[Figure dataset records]
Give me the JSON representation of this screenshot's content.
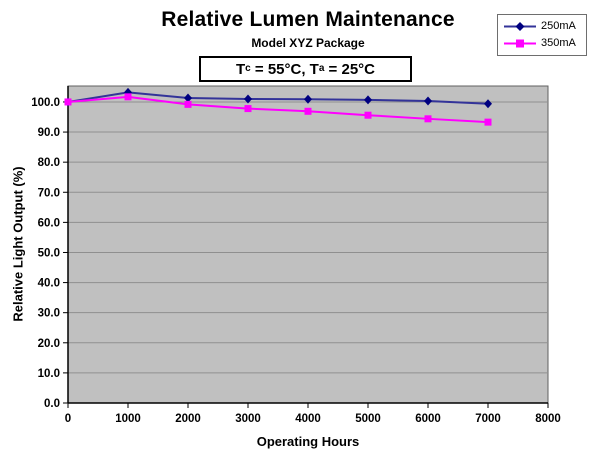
{
  "chart_data": {
    "type": "line",
    "title": "Relative Lumen Maintenance",
    "subtitle": "Model XYZ Package",
    "annotation": {
      "prefix": "T",
      "sub1": "c",
      "middle": " = 55°C, T",
      "sub2": "a",
      "suffix": " = 25°C"
    },
    "xlabel": "Operating Hours",
    "ylabel": "Relative Light Output (%)",
    "x": [
      0,
      1000,
      2000,
      3000,
      4000,
      5000,
      6000,
      7000
    ],
    "xlim": [
      0,
      8000
    ],
    "ylim": [
      0,
      105.3
    ],
    "x_ticks": [
      0,
      1000,
      2000,
      3000,
      4000,
      5000,
      6000,
      7000,
      8000
    ],
    "y_tick_labels": [
      "0.0",
      "10.0",
      "20.0",
      "30.0",
      "40.0",
      "50.0",
      "60.0",
      "70.0",
      "80.0",
      "90.0",
      "100.0"
    ],
    "grid": "horizontal-only",
    "legend_position": "top-right",
    "colors": {
      "plot_bg": "#c0c0c0",
      "gridline": "#8f8f8f",
      "plot_border": "#606060",
      "axis": "#000000"
    },
    "series": [
      {
        "name": "250mA",
        "marker": "diamond",
        "line_color": "#333399",
        "marker_color": "#000080",
        "values": [
          100.0,
          103.2,
          101.3,
          101.0,
          100.9,
          100.7,
          100.3,
          99.4
        ]
      },
      {
        "name": "350mA",
        "marker": "square",
        "line_color": "#ff00ff",
        "marker_color": "#ff00ff",
        "values": [
          100.0,
          101.7,
          99.2,
          97.8,
          96.9,
          95.6,
          94.4,
          93.3
        ]
      }
    ]
  }
}
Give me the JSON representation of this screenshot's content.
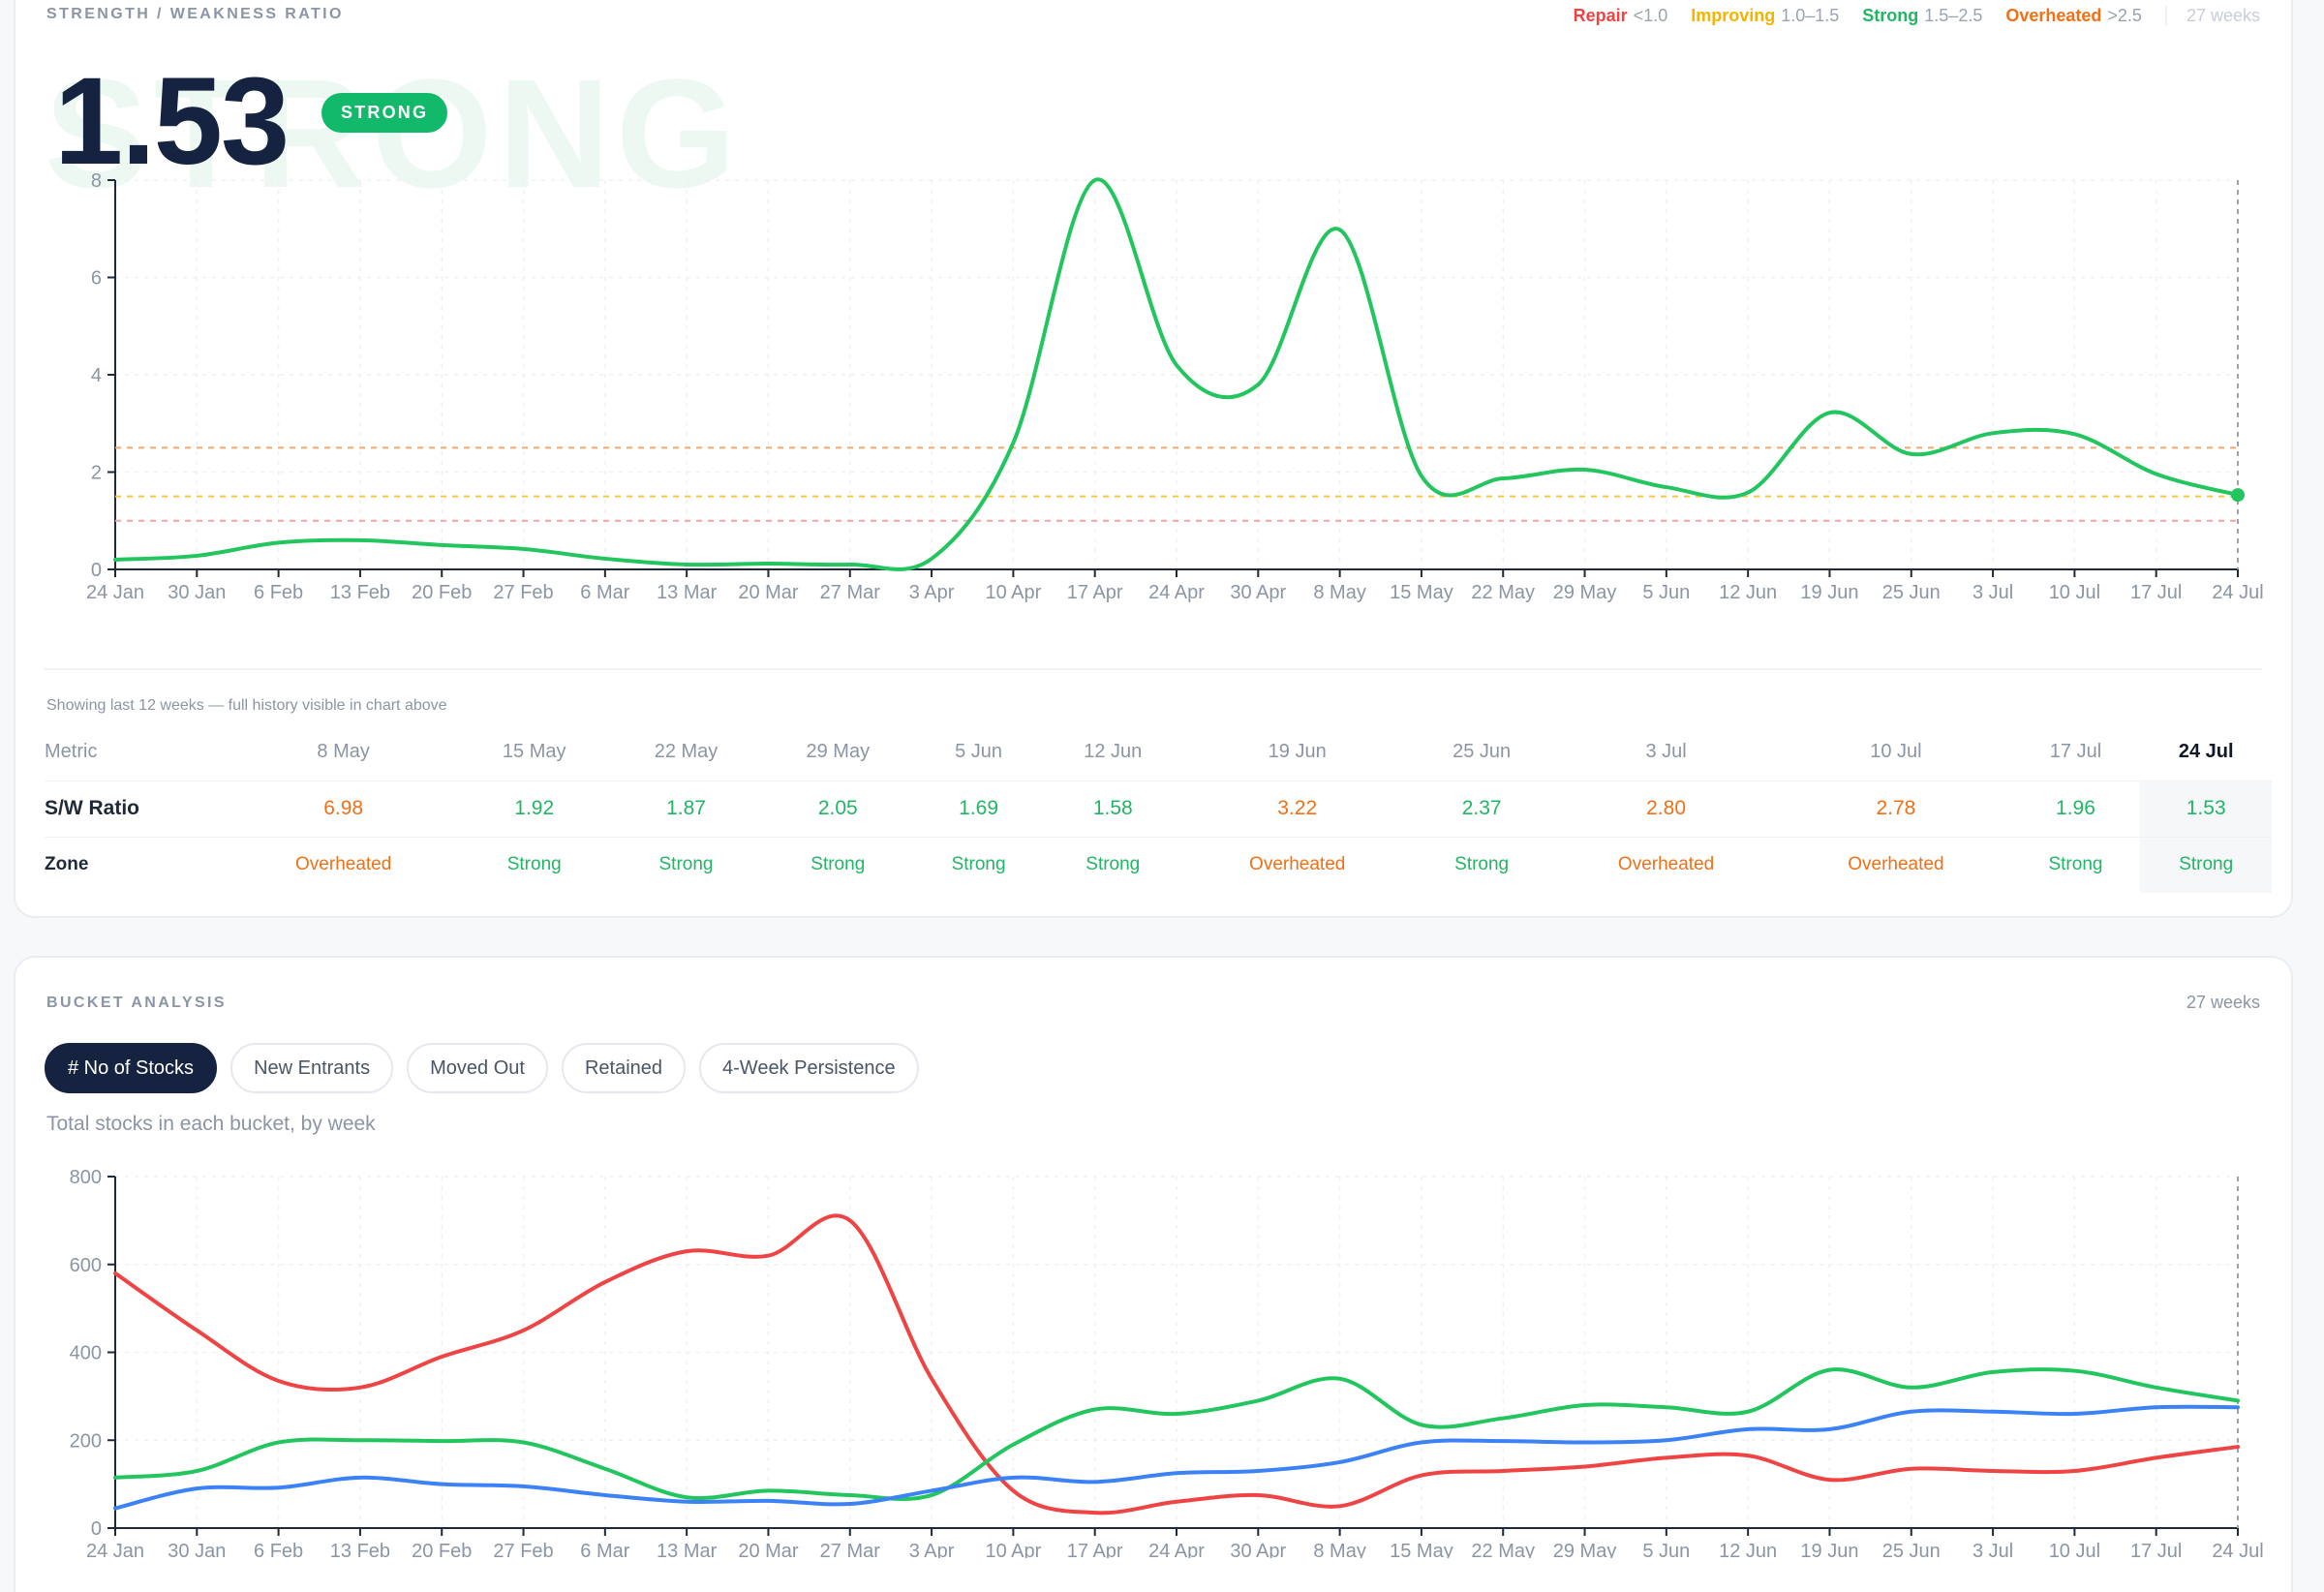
{
  "ratio_card": {
    "section_label": "STRENGTH / WEAKNESS RATIO",
    "legend": [
      {
        "name": "Repair",
        "range": "<1.0",
        "color": "#ef4444"
      },
      {
        "name": "Improving",
        "range": "1.0–1.5",
        "color": "#f5b301"
      },
      {
        "name": "Strong",
        "range": "1.5–2.5",
        "color": "#22b566"
      },
      {
        "name": "Overheated",
        "range": ">2.5",
        "color": "#f07017"
      }
    ],
    "weeks_label": "27 weeks",
    "ghost_text": "STRONG",
    "value": "1.53",
    "badge": "STRONG",
    "history_note": "Showing last 12 weeks — full history visible in chart above",
    "table": {
      "metric_header": "Metric",
      "ratio_label": "S/W Ratio",
      "zone_label": "Zone",
      "columns": [
        {
          "week": "8 May",
          "ratio": "6.98",
          "zone": "Overheated"
        },
        {
          "week": "15 May",
          "ratio": "1.92",
          "zone": "Strong"
        },
        {
          "week": "22 May",
          "ratio": "1.87",
          "zone": "Strong"
        },
        {
          "week": "29 May",
          "ratio": "2.05",
          "zone": "Strong"
        },
        {
          "week": "5 Jun",
          "ratio": "1.69",
          "zone": "Strong"
        },
        {
          "week": "12 Jun",
          "ratio": "1.58",
          "zone": "Strong"
        },
        {
          "week": "19 Jun",
          "ratio": "3.22",
          "zone": "Overheated"
        },
        {
          "week": "25 Jun",
          "ratio": "2.37",
          "zone": "Strong"
        },
        {
          "week": "3 Jul",
          "ratio": "2.80",
          "zone": "Overheated"
        },
        {
          "week": "10 Jul",
          "ratio": "2.78",
          "zone": "Overheated"
        },
        {
          "week": "17 Jul",
          "ratio": "1.96",
          "zone": "Strong"
        },
        {
          "week": "24 Jul",
          "ratio": "1.53",
          "zone": "Strong"
        }
      ]
    }
  },
  "bucket_card": {
    "section_label": "BUCKET ANALYSIS",
    "weeks_label": "27 weeks",
    "tabs": [
      "# No of Stocks",
      "New Entrants",
      "Moved Out",
      "Retained",
      "4-Week Persistence"
    ],
    "active_tab": "# No of Stocks",
    "subtitle": "Total stocks in each bucket, by week"
  },
  "chart_data": [
    {
      "type": "line",
      "title": "",
      "xlabel": "",
      "ylabel": "",
      "ylim": [
        0,
        8
      ],
      "yticks": [
        0,
        2,
        4,
        6,
        8
      ],
      "grid": true,
      "x": [
        "24 Jan",
        "30 Jan",
        "6 Feb",
        "13 Feb",
        "20 Feb",
        "27 Feb",
        "6 Mar",
        "13 Mar",
        "20 Mar",
        "27 Mar",
        "3 Apr",
        "10 Apr",
        "17 Apr",
        "24 Apr",
        "30 Apr",
        "8 May",
        "15 May",
        "22 May",
        "29 May",
        "5 Jun",
        "12 Jun",
        "19 Jun",
        "25 Jun",
        "3 Jul",
        "10 Jul",
        "17 Jul",
        "24 Jul"
      ],
      "series": [
        {
          "color": "#22c55e",
          "values": [
            0.2,
            0.28,
            0.55,
            0.6,
            0.5,
            0.42,
            0.22,
            0.1,
            0.12,
            0.1,
            0.22,
            2.6,
            8.0,
            4.2,
            3.8,
            6.98,
            1.92,
            1.87,
            2.05,
            1.69,
            1.58,
            3.22,
            2.37,
            2.8,
            2.78,
            1.96,
            1.53
          ]
        }
      ],
      "thresholds": [
        {
          "value": 1.0,
          "color": "#f4a3a3"
        },
        {
          "value": 1.5,
          "color": "#f5c843"
        },
        {
          "value": 2.5,
          "color": "#f5a86b"
        }
      ]
    },
    {
      "type": "line",
      "title": "",
      "xlabel": "",
      "ylabel": "",
      "ylim": [
        0,
        800
      ],
      "yticks": [
        0,
        200,
        400,
        600,
        800
      ],
      "grid": true,
      "x": [
        "24 Jan",
        "30 Jan",
        "6 Feb",
        "13 Feb",
        "20 Feb",
        "27 Feb",
        "6 Mar",
        "13 Mar",
        "20 Mar",
        "27 Mar",
        "3 Apr",
        "10 Apr",
        "17 Apr",
        "24 Apr",
        "30 Apr",
        "8 May",
        "15 May",
        "22 May",
        "29 May",
        "5 Jun",
        "12 Jun",
        "19 Jun",
        "25 Jun",
        "3 Jul",
        "10 Jul",
        "17 Jul",
        "24 Jul"
      ],
      "series": [
        {
          "color": "#ef4444",
          "values": [
            580,
            450,
            335,
            320,
            390,
            450,
            560,
            630,
            620,
            700,
            340,
            85,
            35,
            60,
            75,
            50,
            120,
            130,
            140,
            160,
            165,
            110,
            135,
            130,
            130,
            160,
            185
          ]
        },
        {
          "color": "#22c55e",
          "values": [
            115,
            130,
            195,
            200,
            198,
            195,
            135,
            70,
            85,
            75,
            75,
            190,
            270,
            260,
            290,
            340,
            235,
            250,
            280,
            275,
            265,
            360,
            320,
            355,
            358,
            320,
            290
          ]
        },
        {
          "color": "#3b82f6",
          "values": [
            45,
            90,
            92,
            115,
            100,
            95,
            75,
            60,
            62,
            55,
            85,
            115,
            105,
            125,
            130,
            150,
            195,
            198,
            195,
            200,
            225,
            225,
            265,
            265,
            260,
            275,
            275
          ]
        }
      ]
    }
  ]
}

Aim of the exercise – Exactly reproduce the entries above, minus the pictures.

Written solution –
Give me the JSON representation of this screenshot's content.
{
  "chart_data": {
    "type": "line",
    "title": "Relative Lumen Maintenance",
    "subtitle": "Model XYZ Package",
    "annotation": {
      "prefix": "T",
      "sub1": "c",
      "middle": " = 55°C, T",
      "sub2": "a",
      "suffix": " = 25°C"
    },
    "xlabel": "Operating Hours",
    "ylabel": "Relative Light Output (%)",
    "x": [
      0,
      1000,
      2000,
      3000,
      4000,
      5000,
      6000,
      7000
    ],
    "xlim": [
      0,
      8000
    ],
    "ylim": [
      0,
      105.3
    ],
    "x_ticks": [
      0,
      1000,
      2000,
      3000,
      4000,
      5000,
      6000,
      7000,
      8000
    ],
    "y_tick_labels": [
      "0.0",
      "10.0",
      "20.0",
      "30.0",
      "40.0",
      "50.0",
      "60.0",
      "70.0",
      "80.0",
      "90.0",
      "100.0"
    ],
    "grid": "horizontal-only",
    "legend_position": "top-right",
    "colors": {
      "plot_bg": "#c0c0c0",
      "gridline": "#8f8f8f",
      "plot_border": "#606060",
      "axis": "#000000"
    },
    "series": [
      {
        "name": "250mA",
        "marker": "diamond",
        "line_color": "#333399",
        "marker_color": "#000080",
        "values": [
          100.0,
          103.2,
          101.3,
          101.0,
          100.9,
          100.7,
          100.3,
          99.4
        ]
      },
      {
        "name": "350mA",
        "marker": "square",
        "line_color": "#ff00ff",
        "marker_color": "#ff00ff",
        "values": [
          100.0,
          101.7,
          99.2,
          97.8,
          96.9,
          95.6,
          94.4,
          93.3
        ]
      }
    ]
  }
}
Give me the JSON representation of this screenshot's content.
{
  "ratio_card": {
    "section_label": "STRENGTH / WEAKNESS RATIO",
    "legend": [
      {
        "name": "Repair",
        "range": "<1.0",
        "color": "#ef4444"
      },
      {
        "name": "Improving",
        "range": "1.0–1.5",
        "color": "#f5b301"
      },
      {
        "name": "Strong",
        "range": "1.5–2.5",
        "color": "#22b566"
      },
      {
        "name": "Overheated",
        "range": ">2.5",
        "color": "#f07017"
      }
    ],
    "weeks_label": "27 weeks",
    "ghost_text": "STRONG",
    "value": "1.53",
    "badge": "STRONG",
    "history_note": "Showing last 12 weeks — full history visible in chart above",
    "table": {
      "metric_header": "Metric",
      "ratio_label": "S/W Ratio",
      "zone_label": "Zone",
      "columns": [
        {
          "week": "8 May",
          "ratio": "6.98",
          "zone": "Overheated"
        },
        {
          "week": "15 May",
          "ratio": "1.92",
          "zone": "Strong"
        },
        {
          "week": "22 May",
          "ratio": "1.87",
          "zone": "Strong"
        },
        {
          "week": "29 May",
          "ratio": "2.05",
          "zone": "Strong"
        },
        {
          "week": "5 Jun",
          "ratio": "1.69",
          "zone": "Strong"
        },
        {
          "week": "12 Jun",
          "ratio": "1.58",
          "zone": "Strong"
        },
        {
          "week": "19 Jun",
          "ratio": "3.22",
          "zone": "Overheated"
        },
        {
          "week": "25 Jun",
          "ratio": "2.37",
          "zone": "Strong"
        },
        {
          "week": "3 Jul",
          "ratio": "2.80",
          "zone": "Overheated"
        },
        {
          "week": "10 Jul",
          "ratio": "2.78",
          "zone": "Overheated"
        },
        {
          "week": "17 Jul",
          "ratio": "1.96",
          "zone": "Strong"
        },
        {
          "week": "24 Jul",
          "ratio": "1.53",
          "zone": "Strong"
        }
      ]
    }
  },
  "bucket_card": {
    "section_label": "BUCKET ANALYSIS",
    "weeks_label": "27 weeks",
    "tabs": [
      "# No of Stocks",
      "New Entrants",
      "Moved Out",
      "Retained",
      "4-Week Persistence"
    ],
    "active_tab": "# No of Stocks",
    "subtitle": "Total stocks in each bucket, by week"
  },
  "chart_data": [
    {
      "type": "line",
      "title": "",
      "xlabel": "",
      "ylabel": "",
      "ylim": [
        0,
        8
      ],
      "yticks": [
        0,
        2,
        4,
        6,
        8
      ],
      "grid": true,
      "x": [
        "24 Jan",
        "30 Jan",
        "6 Feb",
        "13 Feb",
        "20 Feb",
        "27 Feb",
        "6 Mar",
        "13 Mar",
        "20 Mar",
        "27 Mar",
        "3 Apr",
        "10 Apr",
        "17 Apr",
        "24 Apr",
        "30 Apr",
        "8 May",
        "15 May",
        "22 May",
        "29 May",
        "5 Jun",
        "12 Jun",
        "19 Jun",
        "25 Jun",
        "3 Jul",
        "10 Jul",
        "17 Jul",
        "24 Jul"
      ],
      "series": [
        {
          "color": "#22c55e",
          "values": [
            0.2,
            0.28,
            0.55,
            0.6,
            0.5,
            0.42,
            0.22,
            0.1,
            0.12,
            0.1,
            0.22,
            2.6,
            8.0,
            4.2,
            3.8,
            6.98,
            1.92,
            1.87,
            2.05,
            1.69,
            1.58,
            3.22,
            2.37,
            2.8,
            2.78,
            1.96,
            1.53
          ]
        }
      ],
      "thresholds": [
        {
          "value": 1.0,
          "color": "#f4a3a3"
        },
        {
          "value": 1.5,
          "color": "#f5c843"
        },
        {
          "value": 2.5,
          "color": "#f5a86b"
        }
      ]
    },
    {
      "type": "line",
      "title": "",
      "xlabel": "",
      "ylabel": "",
      "ylim": [
        0,
        800
      ],
      "yticks": [
        0,
        200,
        400,
        600,
        800
      ],
      "grid": true,
      "x": [
        "24 Jan",
        "30 Jan",
        "6 Feb",
        "13 Feb",
        "20 Feb",
        "27 Feb",
        "6 Mar",
        "13 Mar",
        "20 Mar",
        "27 Mar",
        "3 Apr",
        "10 Apr",
        "17 Apr",
        "24 Apr",
        "30 Apr",
        "8 May",
        "15 May",
        "22 May",
        "29 May",
        "5 Jun",
        "12 Jun",
        "19 Jun",
        "25 Jun",
        "3 Jul",
        "10 Jul",
        "17 Jul",
        "24 Jul"
      ],
      "series": [
        {
          "color": "#ef4444",
          "values": [
            580,
            450,
            335,
            320,
            390,
            450,
            560,
            630,
            620,
            700,
            340,
            85,
            35,
            60,
            75,
            50,
            120,
            130,
            140,
            160,
            165,
            110,
            135,
            130,
            130,
            160,
            185
          ]
        },
        {
          "color": "#22c55e",
          "values": [
            115,
            130,
            195,
            200,
            198,
            195,
            135,
            70,
            85,
            75,
            75,
            190,
            270,
            260,
            290,
            340,
            235,
            250,
            280,
            275,
            265,
            360,
            320,
            355,
            358,
            320,
            290
          ]
        },
        {
          "color": "#3b82f6",
          "values": [
            45,
            90,
            92,
            115,
            100,
            95,
            75,
            60,
            62,
            55,
            85,
            115,
            105,
            125,
            130,
            150,
            195,
            198,
            195,
            200,
            225,
            225,
            265,
            265,
            260,
            275,
            275
          ]
        }
      ]
    }
  ]
}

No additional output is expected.